EXERCISE PROMPT: Look for the string "Respiration" in the lines and copy each line that has it.

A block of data
-- BEGIN --
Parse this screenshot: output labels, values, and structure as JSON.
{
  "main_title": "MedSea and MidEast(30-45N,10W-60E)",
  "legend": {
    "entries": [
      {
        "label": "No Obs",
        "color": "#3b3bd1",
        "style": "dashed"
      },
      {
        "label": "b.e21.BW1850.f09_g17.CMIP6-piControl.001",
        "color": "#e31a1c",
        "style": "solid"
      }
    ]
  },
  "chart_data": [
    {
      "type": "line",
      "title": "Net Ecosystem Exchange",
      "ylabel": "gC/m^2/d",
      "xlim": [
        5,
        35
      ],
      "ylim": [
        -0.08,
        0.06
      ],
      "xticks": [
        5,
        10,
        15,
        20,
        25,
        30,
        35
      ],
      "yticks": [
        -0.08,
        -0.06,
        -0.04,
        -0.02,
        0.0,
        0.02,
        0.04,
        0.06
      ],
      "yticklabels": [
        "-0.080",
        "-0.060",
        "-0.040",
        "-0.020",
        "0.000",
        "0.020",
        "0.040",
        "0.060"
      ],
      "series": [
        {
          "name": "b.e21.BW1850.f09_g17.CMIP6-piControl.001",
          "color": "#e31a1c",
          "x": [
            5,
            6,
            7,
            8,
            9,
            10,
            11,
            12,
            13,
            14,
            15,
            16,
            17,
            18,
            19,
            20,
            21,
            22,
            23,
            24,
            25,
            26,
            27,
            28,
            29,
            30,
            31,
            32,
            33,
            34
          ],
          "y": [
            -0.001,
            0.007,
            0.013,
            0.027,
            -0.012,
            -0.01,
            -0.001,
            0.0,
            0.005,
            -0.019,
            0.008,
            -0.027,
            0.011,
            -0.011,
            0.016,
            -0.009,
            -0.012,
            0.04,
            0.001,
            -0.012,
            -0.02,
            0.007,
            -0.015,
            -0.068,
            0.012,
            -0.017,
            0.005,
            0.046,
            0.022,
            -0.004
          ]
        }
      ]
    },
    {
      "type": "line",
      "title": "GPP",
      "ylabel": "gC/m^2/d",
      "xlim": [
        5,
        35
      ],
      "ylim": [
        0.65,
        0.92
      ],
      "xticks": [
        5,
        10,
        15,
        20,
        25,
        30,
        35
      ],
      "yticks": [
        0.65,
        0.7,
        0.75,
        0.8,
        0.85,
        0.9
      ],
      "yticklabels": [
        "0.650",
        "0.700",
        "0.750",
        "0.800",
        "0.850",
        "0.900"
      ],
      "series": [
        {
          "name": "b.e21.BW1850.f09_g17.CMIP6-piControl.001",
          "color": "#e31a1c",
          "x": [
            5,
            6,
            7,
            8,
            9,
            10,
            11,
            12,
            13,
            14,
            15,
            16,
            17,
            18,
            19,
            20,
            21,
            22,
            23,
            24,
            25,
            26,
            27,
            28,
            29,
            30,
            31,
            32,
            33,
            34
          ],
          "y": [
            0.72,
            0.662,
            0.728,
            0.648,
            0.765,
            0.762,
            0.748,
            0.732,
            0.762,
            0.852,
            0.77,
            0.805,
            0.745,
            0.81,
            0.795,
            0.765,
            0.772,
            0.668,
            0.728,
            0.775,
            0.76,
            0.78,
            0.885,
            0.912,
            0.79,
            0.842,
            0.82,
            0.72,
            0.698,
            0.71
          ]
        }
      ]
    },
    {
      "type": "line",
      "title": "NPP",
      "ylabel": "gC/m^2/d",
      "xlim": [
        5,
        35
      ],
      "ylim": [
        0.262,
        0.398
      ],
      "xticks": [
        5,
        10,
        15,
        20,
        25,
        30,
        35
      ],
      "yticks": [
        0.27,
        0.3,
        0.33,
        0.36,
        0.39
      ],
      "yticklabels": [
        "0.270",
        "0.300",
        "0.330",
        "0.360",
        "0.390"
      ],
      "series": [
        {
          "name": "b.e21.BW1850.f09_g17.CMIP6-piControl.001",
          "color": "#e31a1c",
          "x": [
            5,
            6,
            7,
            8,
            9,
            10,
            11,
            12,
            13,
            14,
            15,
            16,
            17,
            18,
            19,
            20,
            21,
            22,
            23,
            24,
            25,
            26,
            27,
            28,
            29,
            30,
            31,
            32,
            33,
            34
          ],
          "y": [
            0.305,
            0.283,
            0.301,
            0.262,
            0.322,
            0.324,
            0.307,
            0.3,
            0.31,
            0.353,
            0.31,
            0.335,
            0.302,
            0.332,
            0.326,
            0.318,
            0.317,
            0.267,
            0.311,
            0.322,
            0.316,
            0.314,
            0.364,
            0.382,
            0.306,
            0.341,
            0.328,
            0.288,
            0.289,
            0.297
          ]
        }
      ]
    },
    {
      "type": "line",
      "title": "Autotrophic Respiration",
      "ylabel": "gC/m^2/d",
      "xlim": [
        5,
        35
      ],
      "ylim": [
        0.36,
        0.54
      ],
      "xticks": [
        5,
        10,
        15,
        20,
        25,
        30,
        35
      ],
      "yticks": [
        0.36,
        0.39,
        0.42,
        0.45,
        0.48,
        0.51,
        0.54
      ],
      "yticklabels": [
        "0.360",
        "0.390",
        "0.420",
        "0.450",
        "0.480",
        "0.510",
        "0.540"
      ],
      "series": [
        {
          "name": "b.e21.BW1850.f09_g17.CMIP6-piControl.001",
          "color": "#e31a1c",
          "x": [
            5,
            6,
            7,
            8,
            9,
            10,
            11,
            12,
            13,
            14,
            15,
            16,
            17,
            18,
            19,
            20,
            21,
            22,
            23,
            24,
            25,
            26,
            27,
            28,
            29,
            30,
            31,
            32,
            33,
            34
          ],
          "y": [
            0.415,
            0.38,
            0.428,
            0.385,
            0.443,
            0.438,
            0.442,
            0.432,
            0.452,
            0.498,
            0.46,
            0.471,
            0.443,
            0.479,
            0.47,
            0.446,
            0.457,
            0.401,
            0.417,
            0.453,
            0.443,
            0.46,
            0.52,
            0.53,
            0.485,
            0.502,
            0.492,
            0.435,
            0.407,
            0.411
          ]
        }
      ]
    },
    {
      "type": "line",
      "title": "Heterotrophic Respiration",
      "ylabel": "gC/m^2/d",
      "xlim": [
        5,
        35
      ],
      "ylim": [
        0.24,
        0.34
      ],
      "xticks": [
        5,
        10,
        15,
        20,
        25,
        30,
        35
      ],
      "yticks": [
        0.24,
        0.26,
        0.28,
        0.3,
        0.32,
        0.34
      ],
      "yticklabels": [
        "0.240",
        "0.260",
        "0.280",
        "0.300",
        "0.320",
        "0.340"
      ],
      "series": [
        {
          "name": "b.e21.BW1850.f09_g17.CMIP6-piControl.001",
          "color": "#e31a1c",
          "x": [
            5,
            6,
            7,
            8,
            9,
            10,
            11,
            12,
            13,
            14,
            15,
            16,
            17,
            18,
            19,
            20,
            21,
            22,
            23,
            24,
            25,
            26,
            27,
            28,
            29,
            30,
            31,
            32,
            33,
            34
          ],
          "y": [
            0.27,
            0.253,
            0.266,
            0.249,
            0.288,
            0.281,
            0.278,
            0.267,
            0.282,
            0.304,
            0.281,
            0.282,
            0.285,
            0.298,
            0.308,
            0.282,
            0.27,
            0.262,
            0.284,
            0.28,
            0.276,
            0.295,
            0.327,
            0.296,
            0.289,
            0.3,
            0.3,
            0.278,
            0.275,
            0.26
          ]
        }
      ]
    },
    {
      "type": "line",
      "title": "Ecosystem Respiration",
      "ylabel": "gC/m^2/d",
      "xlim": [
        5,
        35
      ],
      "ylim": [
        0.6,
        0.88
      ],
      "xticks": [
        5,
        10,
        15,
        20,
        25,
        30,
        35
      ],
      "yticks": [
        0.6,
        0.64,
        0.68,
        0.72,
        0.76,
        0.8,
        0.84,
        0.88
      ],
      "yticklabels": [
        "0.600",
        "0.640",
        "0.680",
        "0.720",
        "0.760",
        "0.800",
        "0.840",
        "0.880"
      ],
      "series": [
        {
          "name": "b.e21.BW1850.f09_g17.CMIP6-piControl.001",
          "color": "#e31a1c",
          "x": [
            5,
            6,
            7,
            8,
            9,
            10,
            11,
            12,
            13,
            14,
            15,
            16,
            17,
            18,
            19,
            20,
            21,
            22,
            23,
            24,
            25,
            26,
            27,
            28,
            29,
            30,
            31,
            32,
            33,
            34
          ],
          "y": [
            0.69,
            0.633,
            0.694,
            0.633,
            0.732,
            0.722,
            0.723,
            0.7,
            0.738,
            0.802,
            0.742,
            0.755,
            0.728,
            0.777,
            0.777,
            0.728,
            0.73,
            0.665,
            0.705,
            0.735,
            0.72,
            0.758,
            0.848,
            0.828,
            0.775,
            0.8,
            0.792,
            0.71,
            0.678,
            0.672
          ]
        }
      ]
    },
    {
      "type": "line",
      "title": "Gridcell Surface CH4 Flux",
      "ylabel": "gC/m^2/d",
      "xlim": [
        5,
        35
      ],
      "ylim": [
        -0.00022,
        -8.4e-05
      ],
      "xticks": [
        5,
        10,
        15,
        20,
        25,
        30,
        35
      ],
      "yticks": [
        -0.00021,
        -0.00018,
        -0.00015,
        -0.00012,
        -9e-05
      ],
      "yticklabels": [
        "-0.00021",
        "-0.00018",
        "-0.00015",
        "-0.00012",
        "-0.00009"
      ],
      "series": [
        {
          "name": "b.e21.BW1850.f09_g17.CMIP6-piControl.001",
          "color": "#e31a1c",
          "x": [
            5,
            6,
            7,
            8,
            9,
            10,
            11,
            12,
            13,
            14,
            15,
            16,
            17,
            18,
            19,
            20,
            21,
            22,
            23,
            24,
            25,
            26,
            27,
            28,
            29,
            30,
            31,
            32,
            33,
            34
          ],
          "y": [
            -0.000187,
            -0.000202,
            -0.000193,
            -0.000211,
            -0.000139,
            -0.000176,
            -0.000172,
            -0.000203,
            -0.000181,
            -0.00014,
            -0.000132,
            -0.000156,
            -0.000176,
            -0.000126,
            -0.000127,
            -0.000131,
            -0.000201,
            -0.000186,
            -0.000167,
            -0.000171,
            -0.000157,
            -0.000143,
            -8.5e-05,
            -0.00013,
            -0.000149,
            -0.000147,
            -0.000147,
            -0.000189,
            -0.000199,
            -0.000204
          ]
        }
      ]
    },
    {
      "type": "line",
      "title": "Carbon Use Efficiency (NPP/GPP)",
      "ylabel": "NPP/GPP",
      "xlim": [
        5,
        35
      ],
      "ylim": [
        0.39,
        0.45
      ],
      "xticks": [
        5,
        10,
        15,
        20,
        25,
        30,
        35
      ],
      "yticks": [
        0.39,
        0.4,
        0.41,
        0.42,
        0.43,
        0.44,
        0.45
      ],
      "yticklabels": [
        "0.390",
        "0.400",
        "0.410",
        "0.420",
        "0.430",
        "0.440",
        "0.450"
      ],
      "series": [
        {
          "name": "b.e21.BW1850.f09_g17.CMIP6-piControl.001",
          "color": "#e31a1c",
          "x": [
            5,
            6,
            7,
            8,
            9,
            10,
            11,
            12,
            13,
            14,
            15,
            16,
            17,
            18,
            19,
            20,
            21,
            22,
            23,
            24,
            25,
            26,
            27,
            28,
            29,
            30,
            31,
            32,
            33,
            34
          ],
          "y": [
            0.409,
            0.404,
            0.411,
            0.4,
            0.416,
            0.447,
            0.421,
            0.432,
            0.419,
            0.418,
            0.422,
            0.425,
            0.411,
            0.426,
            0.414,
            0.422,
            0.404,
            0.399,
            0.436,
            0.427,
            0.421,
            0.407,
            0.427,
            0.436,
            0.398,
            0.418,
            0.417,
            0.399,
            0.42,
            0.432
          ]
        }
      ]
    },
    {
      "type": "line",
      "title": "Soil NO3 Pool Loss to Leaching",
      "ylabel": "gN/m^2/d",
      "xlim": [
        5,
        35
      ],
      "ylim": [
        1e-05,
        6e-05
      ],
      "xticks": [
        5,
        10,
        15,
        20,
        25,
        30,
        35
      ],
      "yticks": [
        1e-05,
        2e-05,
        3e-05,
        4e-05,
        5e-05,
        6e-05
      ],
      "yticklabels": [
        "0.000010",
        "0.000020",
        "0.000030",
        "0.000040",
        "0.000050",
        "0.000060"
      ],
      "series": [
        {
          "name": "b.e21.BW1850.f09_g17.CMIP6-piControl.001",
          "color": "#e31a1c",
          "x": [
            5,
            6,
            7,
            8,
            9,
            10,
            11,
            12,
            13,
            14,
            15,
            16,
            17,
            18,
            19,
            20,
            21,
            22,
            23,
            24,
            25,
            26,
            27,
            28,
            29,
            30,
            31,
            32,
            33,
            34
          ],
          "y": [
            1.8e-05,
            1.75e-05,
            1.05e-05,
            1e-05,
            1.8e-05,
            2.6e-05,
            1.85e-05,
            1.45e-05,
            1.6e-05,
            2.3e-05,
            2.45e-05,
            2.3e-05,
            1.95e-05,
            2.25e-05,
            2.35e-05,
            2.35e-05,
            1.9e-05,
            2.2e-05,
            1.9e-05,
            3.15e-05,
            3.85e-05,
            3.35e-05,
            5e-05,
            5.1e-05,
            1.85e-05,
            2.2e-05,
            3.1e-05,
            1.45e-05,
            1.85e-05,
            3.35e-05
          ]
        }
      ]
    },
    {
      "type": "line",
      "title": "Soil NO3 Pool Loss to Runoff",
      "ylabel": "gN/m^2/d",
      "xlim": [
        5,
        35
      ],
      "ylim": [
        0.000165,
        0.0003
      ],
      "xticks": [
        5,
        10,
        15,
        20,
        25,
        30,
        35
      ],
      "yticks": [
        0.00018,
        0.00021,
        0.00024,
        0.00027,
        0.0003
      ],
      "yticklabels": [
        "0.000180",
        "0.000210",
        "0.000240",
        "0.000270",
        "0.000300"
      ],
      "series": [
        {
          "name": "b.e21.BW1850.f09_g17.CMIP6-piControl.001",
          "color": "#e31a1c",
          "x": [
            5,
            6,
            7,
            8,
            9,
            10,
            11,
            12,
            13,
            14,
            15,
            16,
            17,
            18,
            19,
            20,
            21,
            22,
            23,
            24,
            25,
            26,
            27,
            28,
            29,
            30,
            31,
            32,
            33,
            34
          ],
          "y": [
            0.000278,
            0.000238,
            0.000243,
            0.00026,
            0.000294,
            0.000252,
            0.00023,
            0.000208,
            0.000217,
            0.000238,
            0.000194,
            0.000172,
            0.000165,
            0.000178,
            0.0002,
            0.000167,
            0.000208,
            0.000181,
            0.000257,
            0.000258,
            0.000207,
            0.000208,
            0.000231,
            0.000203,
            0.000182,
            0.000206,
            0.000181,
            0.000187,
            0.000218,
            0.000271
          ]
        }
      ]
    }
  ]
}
-- END --
IN RESPONSE:
      "title": "Autotrophic Respiration",
      "title": "Heterotrophic Respiration",
      "title": "Ecosystem Respiration",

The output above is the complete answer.